- [Problem to solve] Return all of the data exactly as given.

· · ·

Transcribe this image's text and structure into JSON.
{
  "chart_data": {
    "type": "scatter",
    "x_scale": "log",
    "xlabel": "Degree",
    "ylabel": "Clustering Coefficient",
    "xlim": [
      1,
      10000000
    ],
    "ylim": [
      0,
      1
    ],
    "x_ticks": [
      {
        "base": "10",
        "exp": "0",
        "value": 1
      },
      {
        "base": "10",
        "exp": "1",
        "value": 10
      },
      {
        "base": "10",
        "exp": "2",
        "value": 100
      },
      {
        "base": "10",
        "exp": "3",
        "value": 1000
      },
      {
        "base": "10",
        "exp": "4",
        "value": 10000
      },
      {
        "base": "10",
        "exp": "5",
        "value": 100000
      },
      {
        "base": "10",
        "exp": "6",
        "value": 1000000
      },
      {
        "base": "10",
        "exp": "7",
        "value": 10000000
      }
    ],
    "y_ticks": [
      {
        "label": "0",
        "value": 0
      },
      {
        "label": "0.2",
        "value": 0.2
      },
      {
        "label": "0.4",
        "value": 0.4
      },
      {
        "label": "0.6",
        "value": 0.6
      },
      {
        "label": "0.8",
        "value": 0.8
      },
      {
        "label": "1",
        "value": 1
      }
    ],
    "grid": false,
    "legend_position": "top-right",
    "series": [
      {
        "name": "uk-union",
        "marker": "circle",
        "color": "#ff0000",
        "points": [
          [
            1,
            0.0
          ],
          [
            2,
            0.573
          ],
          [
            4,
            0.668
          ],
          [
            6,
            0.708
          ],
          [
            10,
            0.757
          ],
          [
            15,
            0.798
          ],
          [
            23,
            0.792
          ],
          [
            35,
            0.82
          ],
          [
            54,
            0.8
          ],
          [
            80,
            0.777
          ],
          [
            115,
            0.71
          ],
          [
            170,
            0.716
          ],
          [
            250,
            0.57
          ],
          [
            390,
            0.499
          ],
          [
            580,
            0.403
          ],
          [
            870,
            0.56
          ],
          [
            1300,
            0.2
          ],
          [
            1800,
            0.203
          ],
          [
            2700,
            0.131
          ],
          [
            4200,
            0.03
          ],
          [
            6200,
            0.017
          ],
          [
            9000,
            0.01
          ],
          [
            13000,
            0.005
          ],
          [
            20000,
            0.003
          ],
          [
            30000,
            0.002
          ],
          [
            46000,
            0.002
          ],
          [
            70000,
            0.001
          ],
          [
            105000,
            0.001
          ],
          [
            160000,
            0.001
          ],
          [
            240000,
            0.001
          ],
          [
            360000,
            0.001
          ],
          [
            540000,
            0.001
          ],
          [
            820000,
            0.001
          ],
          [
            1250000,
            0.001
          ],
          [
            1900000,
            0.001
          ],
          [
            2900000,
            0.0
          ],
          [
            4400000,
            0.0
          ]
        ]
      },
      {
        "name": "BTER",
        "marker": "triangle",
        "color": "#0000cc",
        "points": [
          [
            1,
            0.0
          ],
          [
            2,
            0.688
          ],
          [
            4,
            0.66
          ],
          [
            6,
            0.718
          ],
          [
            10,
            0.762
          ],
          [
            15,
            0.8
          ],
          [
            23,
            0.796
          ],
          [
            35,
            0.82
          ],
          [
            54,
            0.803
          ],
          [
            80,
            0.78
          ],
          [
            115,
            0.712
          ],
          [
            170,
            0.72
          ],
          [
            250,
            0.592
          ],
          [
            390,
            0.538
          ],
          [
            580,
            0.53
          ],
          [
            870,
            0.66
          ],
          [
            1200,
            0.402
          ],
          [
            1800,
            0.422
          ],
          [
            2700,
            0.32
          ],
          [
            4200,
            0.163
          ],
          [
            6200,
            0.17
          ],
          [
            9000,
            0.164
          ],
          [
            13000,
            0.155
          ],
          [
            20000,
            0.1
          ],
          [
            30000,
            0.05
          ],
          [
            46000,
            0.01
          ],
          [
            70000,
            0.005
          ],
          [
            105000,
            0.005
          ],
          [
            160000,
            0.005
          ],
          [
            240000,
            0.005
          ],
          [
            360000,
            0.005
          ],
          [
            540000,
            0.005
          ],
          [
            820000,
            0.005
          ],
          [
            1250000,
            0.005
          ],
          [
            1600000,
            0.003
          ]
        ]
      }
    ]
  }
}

· · ·

- [Right answer]
Transcribe this image's text and structure into JSON.
{
  "chart_data": {
    "type": "scatter",
    "x_scale": "log",
    "xlabel": "Degree",
    "ylabel": "Clustering Coefficient",
    "xlim": [
      1,
      10000000
    ],
    "ylim": [
      0,
      1
    ],
    "x_ticks": [
      {
        "base": "10",
        "exp": "0",
        "value": 1
      },
      {
        "base": "10",
        "exp": "1",
        "value": 10
      },
      {
        "base": "10",
        "exp": "2",
        "value": 100
      },
      {
        "base": "10",
        "exp": "3",
        "value": 1000
      },
      {
        "base": "10",
        "exp": "4",
        "value": 10000
      },
      {
        "base": "10",
        "exp": "5",
        "value": 100000
      },
      {
        "base": "10",
        "exp": "6",
        "value": 1000000
      },
      {
        "base": "10",
        "exp": "7",
        "value": 10000000
      }
    ],
    "y_ticks": [
      {
        "label": "0",
        "value": 0
      },
      {
        "label": "0.2",
        "value": 0.2
      },
      {
        "label": "0.4",
        "value": 0.4
      },
      {
        "label": "0.6",
        "value": 0.6
      },
      {
        "label": "0.8",
        "value": 0.8
      },
      {
        "label": "1",
        "value": 1
      }
    ],
    "grid": false,
    "legend_position": "top-right",
    "series": [
      {
        "name": "uk-union",
        "marker": "circle",
        "color": "#ff0000",
        "points": [
          [
            1,
            0.0
          ],
          [
            2,
            0.573
          ],
          [
            4,
            0.668
          ],
          [
            6,
            0.708
          ],
          [
            10,
            0.757
          ],
          [
            15,
            0.798
          ],
          [
            23,
            0.792
          ],
          [
            35,
            0.82
          ],
          [
            54,
            0.8
          ],
          [
            80,
            0.777
          ],
          [
            115,
            0.71
          ],
          [
            170,
            0.716
          ],
          [
            250,
            0.57
          ],
          [
            390,
            0.499
          ],
          [
            580,
            0.403
          ],
          [
            870,
            0.56
          ],
          [
            1300,
            0.2
          ],
          [
            1800,
            0.203
          ],
          [
            2700,
            0.131
          ],
          [
            4200,
            0.03
          ],
          [
            6200,
            0.017
          ],
          [
            9000,
            0.01
          ],
          [
            13000,
            0.005
          ],
          [
            20000,
            0.003
          ],
          [
            30000,
            0.002
          ],
          [
            46000,
            0.002
          ],
          [
            70000,
            0.001
          ],
          [
            105000,
            0.001
          ],
          [
            160000,
            0.001
          ],
          [
            240000,
            0.001
          ],
          [
            360000,
            0.001
          ],
          [
            540000,
            0.001
          ],
          [
            820000,
            0.001
          ],
          [
            1250000,
            0.001
          ],
          [
            1900000,
            0.001
          ],
          [
            2900000,
            0.0
          ],
          [
            4400000,
            0.0
          ]
        ]
      },
      {
        "name": "BTER",
        "marker": "triangle",
        "color": "#0000cc",
        "points": [
          [
            1,
            0.0
          ],
          [
            2,
            0.688
          ],
          [
            4,
            0.66
          ],
          [
            6,
            0.718
          ],
          [
            10,
            0.762
          ],
          [
            15,
            0.8
          ],
          [
            23,
            0.796
          ],
          [
            35,
            0.82
          ],
          [
            54,
            0.803
          ],
          [
            80,
            0.78
          ],
          [
            115,
            0.712
          ],
          [
            170,
            0.72
          ],
          [
            250,
            0.592
          ],
          [
            390,
            0.538
          ],
          [
            580,
            0.53
          ],
          [
            870,
            0.66
          ],
          [
            1200,
            0.402
          ],
          [
            1800,
            0.422
          ],
          [
            2700,
            0.32
          ],
          [
            4200,
            0.163
          ],
          [
            6200,
            0.17
          ],
          [
            9000,
            0.164
          ],
          [
            13000,
            0.155
          ],
          [
            20000,
            0.1
          ],
          [
            30000,
            0.05
          ],
          [
            46000,
            0.01
          ],
          [
            70000,
            0.005
          ],
          [
            105000,
            0.005
          ],
          [
            160000,
            0.005
          ],
          [
            240000,
            0.005
          ],
          [
            360000,
            0.005
          ],
          [
            540000,
            0.005
          ],
          [
            820000,
            0.005
          ],
          [
            1250000,
            0.005
          ],
          [
            1600000,
            0.003
          ]
        ]
      }
    ]
  }
}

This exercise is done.